- **What is expected**: Reproduce the listing below verbatim.
***
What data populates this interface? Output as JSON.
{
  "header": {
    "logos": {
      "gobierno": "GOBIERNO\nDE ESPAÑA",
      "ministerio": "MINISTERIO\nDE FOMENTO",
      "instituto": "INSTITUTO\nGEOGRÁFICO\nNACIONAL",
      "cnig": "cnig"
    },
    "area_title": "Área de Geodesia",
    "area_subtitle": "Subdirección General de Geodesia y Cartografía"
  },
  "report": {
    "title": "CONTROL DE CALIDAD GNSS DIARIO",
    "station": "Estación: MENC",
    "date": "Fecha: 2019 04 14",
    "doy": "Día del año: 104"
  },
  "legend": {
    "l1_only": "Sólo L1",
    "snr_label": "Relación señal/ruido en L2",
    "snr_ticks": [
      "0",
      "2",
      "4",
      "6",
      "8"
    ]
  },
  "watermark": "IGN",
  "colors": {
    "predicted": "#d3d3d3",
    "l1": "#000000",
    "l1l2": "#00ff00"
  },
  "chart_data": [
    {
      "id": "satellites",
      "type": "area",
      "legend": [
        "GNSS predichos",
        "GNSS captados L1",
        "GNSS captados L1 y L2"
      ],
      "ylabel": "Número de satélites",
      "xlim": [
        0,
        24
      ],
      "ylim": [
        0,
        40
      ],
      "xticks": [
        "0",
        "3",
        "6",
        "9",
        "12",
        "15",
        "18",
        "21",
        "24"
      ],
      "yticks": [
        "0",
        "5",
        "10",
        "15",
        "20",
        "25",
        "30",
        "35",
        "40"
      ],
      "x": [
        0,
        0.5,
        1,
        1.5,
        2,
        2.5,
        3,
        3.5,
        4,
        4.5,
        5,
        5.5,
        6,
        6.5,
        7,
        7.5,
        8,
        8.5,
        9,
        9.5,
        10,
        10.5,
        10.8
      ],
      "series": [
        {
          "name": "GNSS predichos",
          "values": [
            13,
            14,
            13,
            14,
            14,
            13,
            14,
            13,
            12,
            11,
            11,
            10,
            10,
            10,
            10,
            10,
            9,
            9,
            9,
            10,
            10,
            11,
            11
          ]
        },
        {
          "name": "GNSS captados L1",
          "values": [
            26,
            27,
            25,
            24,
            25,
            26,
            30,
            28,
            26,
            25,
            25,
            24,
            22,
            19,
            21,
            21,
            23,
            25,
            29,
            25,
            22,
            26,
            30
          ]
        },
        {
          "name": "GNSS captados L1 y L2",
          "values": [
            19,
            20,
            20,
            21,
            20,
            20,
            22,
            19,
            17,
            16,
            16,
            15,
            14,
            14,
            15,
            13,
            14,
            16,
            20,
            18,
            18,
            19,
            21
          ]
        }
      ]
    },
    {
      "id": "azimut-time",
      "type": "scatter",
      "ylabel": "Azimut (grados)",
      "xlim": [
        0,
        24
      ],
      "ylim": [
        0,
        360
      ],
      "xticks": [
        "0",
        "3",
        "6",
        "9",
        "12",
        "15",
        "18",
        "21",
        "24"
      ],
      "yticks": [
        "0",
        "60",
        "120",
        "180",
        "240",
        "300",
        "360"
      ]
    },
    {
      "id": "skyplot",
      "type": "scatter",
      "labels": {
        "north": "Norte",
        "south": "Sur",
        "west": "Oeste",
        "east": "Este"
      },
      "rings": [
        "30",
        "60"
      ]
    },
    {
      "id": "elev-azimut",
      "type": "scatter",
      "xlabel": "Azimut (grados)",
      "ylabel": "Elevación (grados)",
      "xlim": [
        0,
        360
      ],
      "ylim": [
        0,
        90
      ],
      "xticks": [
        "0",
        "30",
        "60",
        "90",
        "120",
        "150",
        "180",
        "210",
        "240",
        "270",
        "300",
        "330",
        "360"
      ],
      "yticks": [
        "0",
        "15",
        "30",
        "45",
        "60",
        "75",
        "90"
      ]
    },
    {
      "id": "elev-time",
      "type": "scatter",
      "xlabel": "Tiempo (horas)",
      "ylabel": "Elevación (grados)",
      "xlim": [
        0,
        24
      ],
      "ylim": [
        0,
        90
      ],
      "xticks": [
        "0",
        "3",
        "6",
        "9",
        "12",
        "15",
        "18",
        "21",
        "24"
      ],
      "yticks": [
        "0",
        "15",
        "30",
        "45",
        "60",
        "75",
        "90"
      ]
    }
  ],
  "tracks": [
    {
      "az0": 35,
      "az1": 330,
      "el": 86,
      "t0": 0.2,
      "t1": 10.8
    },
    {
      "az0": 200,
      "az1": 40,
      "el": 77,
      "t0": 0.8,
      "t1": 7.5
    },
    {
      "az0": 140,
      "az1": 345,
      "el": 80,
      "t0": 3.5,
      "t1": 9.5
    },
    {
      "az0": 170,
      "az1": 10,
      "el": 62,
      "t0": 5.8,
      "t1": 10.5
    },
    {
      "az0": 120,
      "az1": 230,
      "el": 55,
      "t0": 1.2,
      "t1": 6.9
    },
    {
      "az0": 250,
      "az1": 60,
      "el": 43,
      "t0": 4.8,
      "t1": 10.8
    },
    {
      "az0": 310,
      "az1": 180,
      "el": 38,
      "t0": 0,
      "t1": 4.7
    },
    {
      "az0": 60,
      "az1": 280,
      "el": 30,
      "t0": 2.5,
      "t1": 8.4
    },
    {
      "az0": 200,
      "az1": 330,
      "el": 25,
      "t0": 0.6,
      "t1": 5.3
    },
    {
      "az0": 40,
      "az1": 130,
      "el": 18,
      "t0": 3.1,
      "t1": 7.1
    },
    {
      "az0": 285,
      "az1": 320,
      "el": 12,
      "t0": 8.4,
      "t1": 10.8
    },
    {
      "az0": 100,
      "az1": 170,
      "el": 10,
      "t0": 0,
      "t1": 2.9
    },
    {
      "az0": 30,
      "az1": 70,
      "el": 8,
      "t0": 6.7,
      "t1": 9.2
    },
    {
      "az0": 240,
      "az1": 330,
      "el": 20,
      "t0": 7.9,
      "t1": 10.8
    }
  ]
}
***
- **Reply**:
What data populates this interface? Output as JSON.
{
  "header": {
    "logos": {
      "gobierno": "GOBIERNO\nDE ESPAÑA",
      "ministerio": "MINISTERIO\nDE FOMENTO",
      "instituto": "INSTITUTO\nGEOGRÁFICO\nNACIONAL",
      "cnig": "cnig"
    },
    "area_title": "Área de Geodesia",
    "area_subtitle": "Subdirección General de Geodesia y Cartografía"
  },
  "report": {
    "title": "CONTROL DE CALIDAD GNSS DIARIO",
    "station": "Estación: MENC",
    "date": "Fecha: 2019 04 14",
    "doy": "Día del año: 104"
  },
  "legend": {
    "l1_only": "Sólo L1",
    "snr_label": "Relación señal/ruido en L2",
    "snr_ticks": [
      "0",
      "2",
      "4",
      "6",
      "8"
    ]
  },
  "watermark": "IGN",
  "colors": {
    "predicted": "#d3d3d3",
    "l1": "#000000",
    "l1l2": "#00ff00"
  },
  "chart_data": [
    {
      "id": "satellites",
      "type": "area",
      "legend": [
        "GNSS predichos",
        "GNSS captados L1",
        "GNSS captados L1 y L2"
      ],
      "ylabel": "Número de satélites",
      "xlim": [
        0,
        24
      ],
      "ylim": [
        0,
        40
      ],
      "xticks": [
        "0",
        "3",
        "6",
        "9",
        "12",
        "15",
        "18",
        "21",
        "24"
      ],
      "yticks": [
        "0",
        "5",
        "10",
        "15",
        "20",
        "25",
        "30",
        "35",
        "40"
      ],
      "x": [
        0,
        0.5,
        1,
        1.5,
        2,
        2.5,
        3,
        3.5,
        4,
        4.5,
        5,
        5.5,
        6,
        6.5,
        7,
        7.5,
        8,
        8.5,
        9,
        9.5,
        10,
        10.5,
        10.8
      ],
      "series": [
        {
          "name": "GNSS predichos",
          "values": [
            13,
            14,
            13,
            14,
            14,
            13,
            14,
            13,
            12,
            11,
            11,
            10,
            10,
            10,
            10,
            10,
            9,
            9,
            9,
            10,
            10,
            11,
            11
          ]
        },
        {
          "name": "GNSS captados L1",
          "values": [
            26,
            27,
            25,
            24,
            25,
            26,
            30,
            28,
            26,
            25,
            25,
            24,
            22,
            19,
            21,
            21,
            23,
            25,
            29,
            25,
            22,
            26,
            30
          ]
        },
        {
          "name": "GNSS captados L1 y L2",
          "values": [
            19,
            20,
            20,
            21,
            20,
            20,
            22,
            19,
            17,
            16,
            16,
            15,
            14,
            14,
            15,
            13,
            14,
            16,
            20,
            18,
            18,
            19,
            21
          ]
        }
      ]
    },
    {
      "id": "azimut-time",
      "type": "scatter",
      "ylabel": "Azimut (grados)",
      "xlim": [
        0,
        24
      ],
      "ylim": [
        0,
        360
      ],
      "xticks": [
        "0",
        "3",
        "6",
        "9",
        "12",
        "15",
        "18",
        "21",
        "24"
      ],
      "yticks": [
        "0",
        "60",
        "120",
        "180",
        "240",
        "300",
        "360"
      ]
    },
    {
      "id": "skyplot",
      "type": "scatter",
      "labels": {
        "north": "Norte",
        "south": "Sur",
        "west": "Oeste",
        "east": "Este"
      },
      "rings": [
        "30",
        "60"
      ]
    },
    {
      "id": "elev-azimut",
      "type": "scatter",
      "xlabel": "Azimut (grados)",
      "ylabel": "Elevación (grados)",
      "xlim": [
        0,
        360
      ],
      "ylim": [
        0,
        90
      ],
      "xticks": [
        "0",
        "30",
        "60",
        "90",
        "120",
        "150",
        "180",
        "210",
        "240",
        "270",
        "300",
        "330",
        "360"
      ],
      "yticks": [
        "0",
        "15",
        "30",
        "45",
        "60",
        "75",
        "90"
      ]
    },
    {
      "id": "elev-time",
      "type": "scatter",
      "xlabel": "Tiempo (horas)",
      "ylabel": "Elevación (grados)",
      "xlim": [
        0,
        24
      ],
      "ylim": [
        0,
        90
      ],
      "xticks": [
        "0",
        "3",
        "6",
        "9",
        "12",
        "15",
        "18",
        "21",
        "24"
      ],
      "yticks": [
        "0",
        "15",
        "30",
        "45",
        "60",
        "75",
        "90"
      ]
    }
  ],
  "tracks": [
    {
      "az0": 35,
      "az1": 330,
      "el": 86,
      "t0": 0.2,
      "t1": 10.8
    },
    {
      "az0": 200,
      "az1": 40,
      "el": 77,
      "t0": 0.8,
      "t1": 7.5
    },
    {
      "az0": 140,
      "az1": 345,
      "el": 80,
      "t0": 3.5,
      "t1": 9.5
    },
    {
      "az0": 170,
      "az1": 10,
      "el": 62,
      "t0": 5.8,
      "t1": 10.5
    },
    {
      "az0": 120,
      "az1": 230,
      "el": 55,
      "t0": 1.2,
      "t1": 6.9
    },
    {
      "az0": 250,
      "az1": 60,
      "el": 43,
      "t0": 4.8,
      "t1": 10.8
    },
    {
      "az0": 310,
      "az1": 180,
      "el": 38,
      "t0": 0,
      "t1": 4.7
    },
    {
      "az0": 60,
      "az1": 280,
      "el": 30,
      "t0": 2.5,
      "t1": 8.4
    },
    {
      "az0": 200,
      "az1": 330,
      "el": 25,
      "t0": 0.6,
      "t1": 5.3
    },
    {
      "az0": 40,
      "az1": 130,
      "el": 18,
      "t0": 3.1,
      "t1": 7.1
    },
    {
      "az0": 285,
      "az1": 320,
      "el": 12,
      "t0": 8.4,
      "t1": 10.8
    },
    {
      "az0": 100,
      "az1": 170,
      "el": 10,
      "t0": 0,
      "t1": 2.9
    },
    {
      "az0": 30,
      "az1": 70,
      "el": 8,
      "t0": 6.7,
      "t1": 9.2
    },
    {
      "az0": 240,
      "az1": 330,
      "el": 20,
      "t0": 7.9,
      "t1": 10.8
    }
  ]
}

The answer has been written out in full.